#### STATED TASK
Find each line with the string "image" and report it.

#### RECORDS TO PROCESS
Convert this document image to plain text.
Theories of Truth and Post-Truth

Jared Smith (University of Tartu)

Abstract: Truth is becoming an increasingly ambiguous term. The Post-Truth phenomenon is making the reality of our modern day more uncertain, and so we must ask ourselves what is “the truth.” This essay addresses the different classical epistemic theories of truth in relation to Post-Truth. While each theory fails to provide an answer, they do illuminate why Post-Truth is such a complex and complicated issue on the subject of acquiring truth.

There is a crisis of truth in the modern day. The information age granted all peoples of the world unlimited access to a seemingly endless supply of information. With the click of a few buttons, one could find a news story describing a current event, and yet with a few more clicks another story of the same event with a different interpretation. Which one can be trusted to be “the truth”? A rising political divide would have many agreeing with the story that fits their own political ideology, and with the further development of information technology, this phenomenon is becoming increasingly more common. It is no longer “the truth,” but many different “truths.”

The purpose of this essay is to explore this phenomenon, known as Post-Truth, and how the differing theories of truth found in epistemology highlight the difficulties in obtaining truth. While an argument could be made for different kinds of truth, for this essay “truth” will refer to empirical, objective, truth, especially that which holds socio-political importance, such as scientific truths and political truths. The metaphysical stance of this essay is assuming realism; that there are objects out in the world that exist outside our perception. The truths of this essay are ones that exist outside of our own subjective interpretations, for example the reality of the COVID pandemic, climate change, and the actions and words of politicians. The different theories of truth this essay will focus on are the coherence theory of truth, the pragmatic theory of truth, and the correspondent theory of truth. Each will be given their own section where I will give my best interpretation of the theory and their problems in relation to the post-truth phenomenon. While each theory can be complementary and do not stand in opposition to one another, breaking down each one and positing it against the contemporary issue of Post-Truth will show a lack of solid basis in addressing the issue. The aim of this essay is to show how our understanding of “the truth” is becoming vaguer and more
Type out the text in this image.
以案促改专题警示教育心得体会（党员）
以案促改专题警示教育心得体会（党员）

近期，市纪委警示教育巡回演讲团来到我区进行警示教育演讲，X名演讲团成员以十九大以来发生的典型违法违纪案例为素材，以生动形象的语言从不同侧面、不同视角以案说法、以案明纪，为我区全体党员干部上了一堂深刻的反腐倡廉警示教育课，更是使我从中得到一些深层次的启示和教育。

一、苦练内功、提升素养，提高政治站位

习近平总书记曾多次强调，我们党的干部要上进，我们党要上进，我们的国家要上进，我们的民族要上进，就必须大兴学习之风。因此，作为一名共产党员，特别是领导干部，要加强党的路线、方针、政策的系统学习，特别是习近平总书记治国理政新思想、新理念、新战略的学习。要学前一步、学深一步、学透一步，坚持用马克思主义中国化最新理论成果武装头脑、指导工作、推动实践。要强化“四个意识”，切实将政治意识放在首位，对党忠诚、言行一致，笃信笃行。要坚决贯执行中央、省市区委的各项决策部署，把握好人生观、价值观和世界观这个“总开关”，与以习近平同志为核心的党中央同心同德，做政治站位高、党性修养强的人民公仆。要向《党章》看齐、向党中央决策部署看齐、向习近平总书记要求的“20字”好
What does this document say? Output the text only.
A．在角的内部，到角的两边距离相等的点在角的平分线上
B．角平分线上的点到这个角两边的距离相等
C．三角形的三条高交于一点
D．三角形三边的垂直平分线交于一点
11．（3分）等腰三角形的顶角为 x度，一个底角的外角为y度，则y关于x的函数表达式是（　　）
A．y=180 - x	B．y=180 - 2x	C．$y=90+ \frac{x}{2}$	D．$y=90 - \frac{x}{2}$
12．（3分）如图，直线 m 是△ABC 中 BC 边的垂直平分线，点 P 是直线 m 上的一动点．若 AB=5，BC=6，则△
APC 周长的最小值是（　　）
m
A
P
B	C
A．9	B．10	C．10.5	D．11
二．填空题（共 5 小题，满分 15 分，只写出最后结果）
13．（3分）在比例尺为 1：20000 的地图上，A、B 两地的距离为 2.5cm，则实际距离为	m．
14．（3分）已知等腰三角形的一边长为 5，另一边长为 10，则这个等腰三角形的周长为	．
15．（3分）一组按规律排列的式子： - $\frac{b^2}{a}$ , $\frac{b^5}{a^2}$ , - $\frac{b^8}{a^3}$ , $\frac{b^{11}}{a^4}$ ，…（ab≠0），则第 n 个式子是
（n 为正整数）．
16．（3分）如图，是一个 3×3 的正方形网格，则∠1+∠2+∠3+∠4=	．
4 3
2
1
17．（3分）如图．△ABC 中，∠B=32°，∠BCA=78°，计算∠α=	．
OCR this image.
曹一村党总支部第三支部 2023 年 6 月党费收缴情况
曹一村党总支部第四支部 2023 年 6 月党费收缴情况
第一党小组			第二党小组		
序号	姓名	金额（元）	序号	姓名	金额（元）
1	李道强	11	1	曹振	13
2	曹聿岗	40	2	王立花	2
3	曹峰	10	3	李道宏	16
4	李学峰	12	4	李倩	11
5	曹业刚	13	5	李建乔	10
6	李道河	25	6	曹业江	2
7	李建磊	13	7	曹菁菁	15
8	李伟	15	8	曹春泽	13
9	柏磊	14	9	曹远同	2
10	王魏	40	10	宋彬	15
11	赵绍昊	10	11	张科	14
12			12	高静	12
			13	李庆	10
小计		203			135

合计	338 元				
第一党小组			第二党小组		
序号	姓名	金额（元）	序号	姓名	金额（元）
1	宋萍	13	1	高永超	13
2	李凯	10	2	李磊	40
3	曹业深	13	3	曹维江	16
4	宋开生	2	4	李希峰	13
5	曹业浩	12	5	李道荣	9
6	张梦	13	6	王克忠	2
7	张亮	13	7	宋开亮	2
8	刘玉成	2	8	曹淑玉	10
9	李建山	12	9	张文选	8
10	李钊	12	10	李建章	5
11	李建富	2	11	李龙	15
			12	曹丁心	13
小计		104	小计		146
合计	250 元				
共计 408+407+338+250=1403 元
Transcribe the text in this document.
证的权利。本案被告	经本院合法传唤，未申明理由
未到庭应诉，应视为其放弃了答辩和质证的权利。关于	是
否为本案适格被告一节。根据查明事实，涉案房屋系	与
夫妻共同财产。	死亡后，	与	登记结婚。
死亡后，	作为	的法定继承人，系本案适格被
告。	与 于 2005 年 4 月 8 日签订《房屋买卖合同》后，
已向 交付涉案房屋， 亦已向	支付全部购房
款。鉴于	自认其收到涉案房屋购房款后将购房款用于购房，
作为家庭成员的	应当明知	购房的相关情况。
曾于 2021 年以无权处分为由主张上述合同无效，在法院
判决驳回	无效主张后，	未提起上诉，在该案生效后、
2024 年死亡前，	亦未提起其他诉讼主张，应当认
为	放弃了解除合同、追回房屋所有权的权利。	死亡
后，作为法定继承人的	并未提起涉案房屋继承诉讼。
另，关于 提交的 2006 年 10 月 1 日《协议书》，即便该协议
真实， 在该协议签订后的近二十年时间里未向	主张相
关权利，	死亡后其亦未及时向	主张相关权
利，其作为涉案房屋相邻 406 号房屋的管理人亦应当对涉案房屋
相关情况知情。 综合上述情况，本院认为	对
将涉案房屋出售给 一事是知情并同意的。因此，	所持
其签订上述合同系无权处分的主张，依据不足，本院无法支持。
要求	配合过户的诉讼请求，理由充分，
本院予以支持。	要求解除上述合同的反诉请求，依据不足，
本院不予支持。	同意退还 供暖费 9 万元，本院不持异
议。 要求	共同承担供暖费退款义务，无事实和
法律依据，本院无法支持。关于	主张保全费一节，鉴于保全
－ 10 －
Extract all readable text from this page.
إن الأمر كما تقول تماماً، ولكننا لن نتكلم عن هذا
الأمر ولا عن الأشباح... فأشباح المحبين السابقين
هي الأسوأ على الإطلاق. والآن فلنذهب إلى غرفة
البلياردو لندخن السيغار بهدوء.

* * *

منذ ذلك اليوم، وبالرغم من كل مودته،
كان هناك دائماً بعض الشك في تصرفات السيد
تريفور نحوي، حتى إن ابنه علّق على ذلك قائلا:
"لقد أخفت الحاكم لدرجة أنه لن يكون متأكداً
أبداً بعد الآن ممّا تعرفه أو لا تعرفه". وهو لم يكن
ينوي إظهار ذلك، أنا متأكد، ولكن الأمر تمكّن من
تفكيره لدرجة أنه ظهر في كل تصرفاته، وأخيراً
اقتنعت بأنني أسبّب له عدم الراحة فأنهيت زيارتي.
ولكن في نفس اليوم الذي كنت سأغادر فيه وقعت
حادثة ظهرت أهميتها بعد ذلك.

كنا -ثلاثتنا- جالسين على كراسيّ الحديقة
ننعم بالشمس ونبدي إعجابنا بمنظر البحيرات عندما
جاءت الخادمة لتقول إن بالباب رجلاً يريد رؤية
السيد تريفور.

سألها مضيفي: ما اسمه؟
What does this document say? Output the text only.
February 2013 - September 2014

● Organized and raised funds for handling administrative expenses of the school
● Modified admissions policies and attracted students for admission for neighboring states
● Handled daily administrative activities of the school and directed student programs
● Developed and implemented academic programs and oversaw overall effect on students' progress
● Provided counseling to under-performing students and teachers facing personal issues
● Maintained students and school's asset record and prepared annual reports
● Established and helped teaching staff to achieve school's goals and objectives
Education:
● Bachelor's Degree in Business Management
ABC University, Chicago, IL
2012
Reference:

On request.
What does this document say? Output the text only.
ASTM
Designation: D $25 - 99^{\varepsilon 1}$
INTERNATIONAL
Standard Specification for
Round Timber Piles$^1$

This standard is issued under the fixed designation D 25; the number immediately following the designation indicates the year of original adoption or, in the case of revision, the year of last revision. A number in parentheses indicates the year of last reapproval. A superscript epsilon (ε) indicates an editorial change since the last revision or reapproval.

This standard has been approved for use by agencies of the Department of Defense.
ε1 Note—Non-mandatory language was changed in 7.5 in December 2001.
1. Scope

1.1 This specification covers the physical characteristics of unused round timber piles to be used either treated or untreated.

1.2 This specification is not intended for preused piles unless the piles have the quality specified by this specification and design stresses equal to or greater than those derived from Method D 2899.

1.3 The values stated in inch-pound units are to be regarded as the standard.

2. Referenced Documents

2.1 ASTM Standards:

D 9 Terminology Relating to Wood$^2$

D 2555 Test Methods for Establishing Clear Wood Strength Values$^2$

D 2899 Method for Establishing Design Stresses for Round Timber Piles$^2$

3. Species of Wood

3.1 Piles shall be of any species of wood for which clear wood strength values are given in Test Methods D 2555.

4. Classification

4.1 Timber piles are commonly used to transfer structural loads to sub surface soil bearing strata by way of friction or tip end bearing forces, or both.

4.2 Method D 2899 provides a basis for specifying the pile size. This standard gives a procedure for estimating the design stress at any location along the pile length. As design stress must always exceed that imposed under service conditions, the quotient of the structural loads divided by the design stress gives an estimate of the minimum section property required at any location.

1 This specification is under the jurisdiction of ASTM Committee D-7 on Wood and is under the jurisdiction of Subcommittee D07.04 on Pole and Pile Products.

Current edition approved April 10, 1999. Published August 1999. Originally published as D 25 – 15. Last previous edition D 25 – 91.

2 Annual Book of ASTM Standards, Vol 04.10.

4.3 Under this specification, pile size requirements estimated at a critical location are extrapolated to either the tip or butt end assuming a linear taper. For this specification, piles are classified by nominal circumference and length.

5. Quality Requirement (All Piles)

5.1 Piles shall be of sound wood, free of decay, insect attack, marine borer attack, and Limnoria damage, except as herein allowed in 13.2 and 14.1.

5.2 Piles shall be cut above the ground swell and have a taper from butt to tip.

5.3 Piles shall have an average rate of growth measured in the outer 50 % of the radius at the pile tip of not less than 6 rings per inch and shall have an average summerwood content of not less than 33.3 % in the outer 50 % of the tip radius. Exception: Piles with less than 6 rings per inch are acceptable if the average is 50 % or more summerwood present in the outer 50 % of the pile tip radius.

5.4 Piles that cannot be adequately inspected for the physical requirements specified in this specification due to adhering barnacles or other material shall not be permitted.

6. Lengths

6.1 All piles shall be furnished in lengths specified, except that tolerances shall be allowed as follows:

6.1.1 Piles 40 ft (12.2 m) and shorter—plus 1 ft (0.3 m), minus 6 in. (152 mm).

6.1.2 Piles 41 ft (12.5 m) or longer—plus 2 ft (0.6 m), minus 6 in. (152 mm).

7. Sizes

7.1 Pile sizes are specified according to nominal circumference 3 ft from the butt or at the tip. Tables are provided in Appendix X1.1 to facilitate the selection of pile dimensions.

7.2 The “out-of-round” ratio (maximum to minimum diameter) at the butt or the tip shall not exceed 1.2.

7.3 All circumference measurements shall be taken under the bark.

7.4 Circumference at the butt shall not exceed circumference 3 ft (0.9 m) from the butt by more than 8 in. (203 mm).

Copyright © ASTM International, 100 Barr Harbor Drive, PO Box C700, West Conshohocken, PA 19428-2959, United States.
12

#### EXERCISE RESULT
Convert this document image to plain text.
Type out the text in this image.
OCR this image.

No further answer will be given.